[DIRECTION]:
Reproduce the listing below exactly, minus its pictures.

[RECORDED DATA]:
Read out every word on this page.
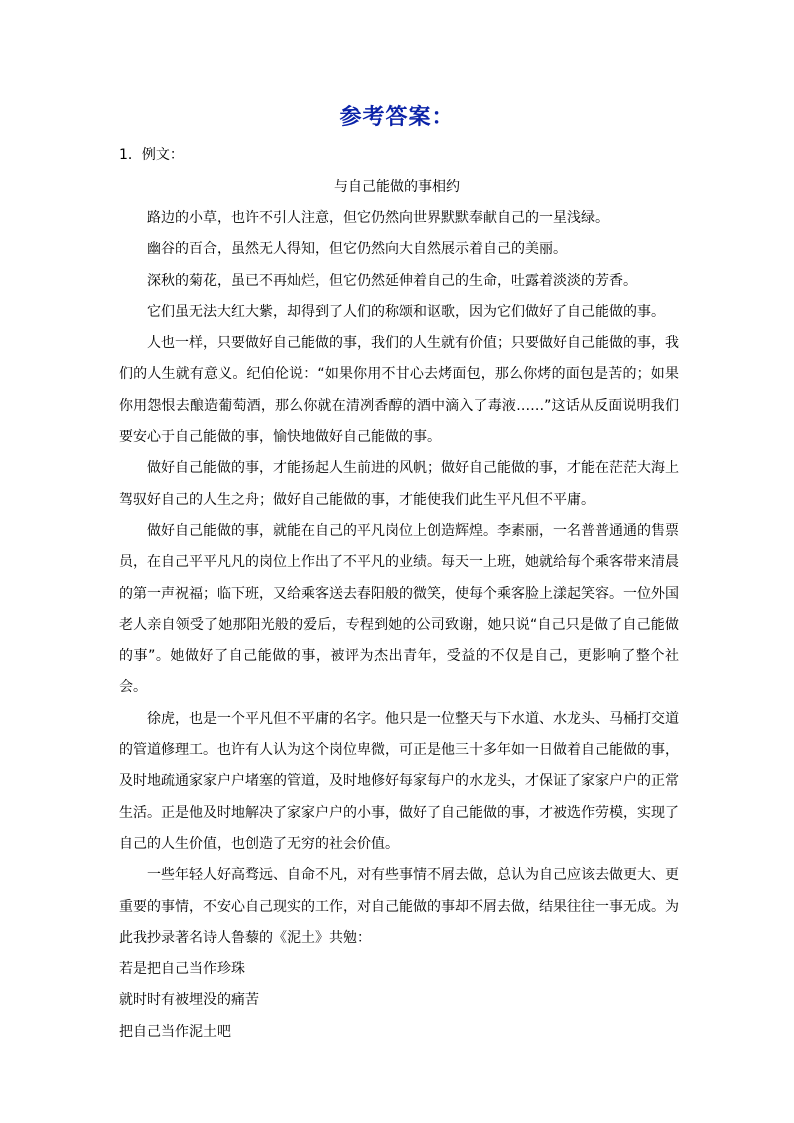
参考答案：
1．例文：
与自己能做的事相约

路边的小草，也许不引人注意，但它仍然向世界默默奉献自己的一星浅绿。

幽谷的百合，虽然无人得知，但它仍然向大自然展示着自己的美丽。

深秋的菊花，虽已不再灿烂，但它仍然延伸着自己的生命，吐露着淡淡的芳香。

它们虽无法大红大紫，却得到了人们的称颂和讴歌，因为它们做好了自己能做的事。

人也一样，只要做好自己能做的事，我们的人生就有价值；只要做好自己能做的事，我们的人生就有意义。纪伯伦说：“如果你用不甘心去烤面包，那么你烤的面包是苦的；如果你用怨恨去酿造葡萄酒，那么你就在清冽香醇的酒中滴入了毒液……”这话从反面说明我们要安心于自己能做的事，愉快地做好自己能做的事。

做好自己能做的事，才能扬起人生前进的风帆；做好自己能做的事，才能在茫茫大海上驾驭好自己的人生之舟；做好自己能做的事，才能使我们此生平凡但不平庸。

做好自己能做的事，就能在自己的平凡岗位上创造辉煌。李素丽，一名普普通通的售票员，在自己平平凡凡的岗位上作出了不平凡的业绩。每天一上班，她就给每个乘客带来清晨的第一声祝福；临下班，又给乘客送去春阳般的微笑，使每个乘客脸上漾起笑容。一位外国老人亲自领受了她那阳光般的爱后，专程到她的公司致谢，她只说“自己只是做了自己能做的事”。她做好了自己能做的事，被评为杰出青年，受益的不仅是自己，更影响了整个社会。

徐虎，也是一个平凡但不平庸的名字。他只是一位整天与下水道、水龙头、马桶打交道的管道修理工。也许有人认为这个岗位卑微，可正是他三十多年如一日做着自己能做的事，及时地疏通家家户户堵塞的管道，及时地修好每家每户的水龙头，才保证了家家户户的正常生活。正是他及时地解决了家家户户的小事，做好了自己能做的事，才被选作劳模，实现了自己的人生价值，也创造了无穷的社会价值。

一些年轻人好高骛远、自命不凡，对有些事情不屑去做，总认为自己应该去做更大、更重要的事情，不安心自己现实的工作，对自己能做的事却不屑去做，结果往往一事无成。为此我抄录著名诗人鲁藜的《泥土》共勉：

若是把自己当作珍珠

就时时有被埋没的痛苦

把自己当作泥土吧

[TASK OUTPUT]:
Read out every word on this page.
参考答案：
1．例文：
与自己能做的事相约

路边的小草，也许不引人注意，但它仍然向世界默默奉献自己的一星浅绿。

幽谷的百合，虽然无人得知，但它仍然向大自然展示着自己的美丽。

深秋的菊花，虽已不再灿烂，但它仍然延伸着自己的生命，吐露着淡淡的芳香。

它们虽无法大红大紫，却得到了人们的称颂和讴歌，因为它们做好了自己能做的事。

人也一样，只要做好自己能做的事，我们的人生就有价值；只要做好自己能做的事，我们的人生就有意义。纪伯伦说：“如果你用不甘心去烤面包，那么你烤的面包是苦的；如果你用怨恨去酿造葡萄酒，那么你就在清冽香醇的酒中滴入了毒液……”这话从反面说明我们要安心于自己能做的事，愉快地做好自己能做的事。

做好自己能做的事，才能扬起人生前进的风帆；做好自己能做的事，才能在茫茫大海上驾驭好自己的人生之舟；做好自己能做的事，才能使我们此生平凡但不平庸。

做好自己能做的事，就能在自己的平凡岗位上创造辉煌。李素丽，一名普普通通的售票员，在自己平平凡凡的岗位上作出了不平凡的业绩。每天一上班，她就给每个乘客带来清晨的第一声祝福；临下班，又给乘客送去春阳般的微笑，使每个乘客脸上漾起笑容。一位外国老人亲自领受了她那阳光般的爱后，专程到她的公司致谢，她只说“自己只是做了自己能做的事”。她做好了自己能做的事，被评为杰出青年，受益的不仅是自己，更影响了整个社会。

徐虎，也是一个平凡但不平庸的名字。他只是一位整天与下水道、水龙头、马桶打交道的管道修理工。也许有人认为这个岗位卑微，可正是他三十多年如一日做着自己能做的事，及时地疏通家家户户堵塞的管道，及时地修好每家每户的水龙头，才保证了家家户户的正常生活。正是他及时地解决了家家户户的小事，做好了自己能做的事，才被选作劳模，实现了自己的人生价值，也创造了无穷的社会价值。

一些年轻人好高骛远、自命不凡，对有些事情不屑去做，总认为自己应该去做更大、更重要的事情，不安心自己现实的工作，对自己能做的事却不屑去做，结果往往一事无成。为此我抄录著名诗人鲁藜的《泥土》共勉：

若是把自己当作珍珠

就时时有被埋没的痛苦

把自己当作泥土吧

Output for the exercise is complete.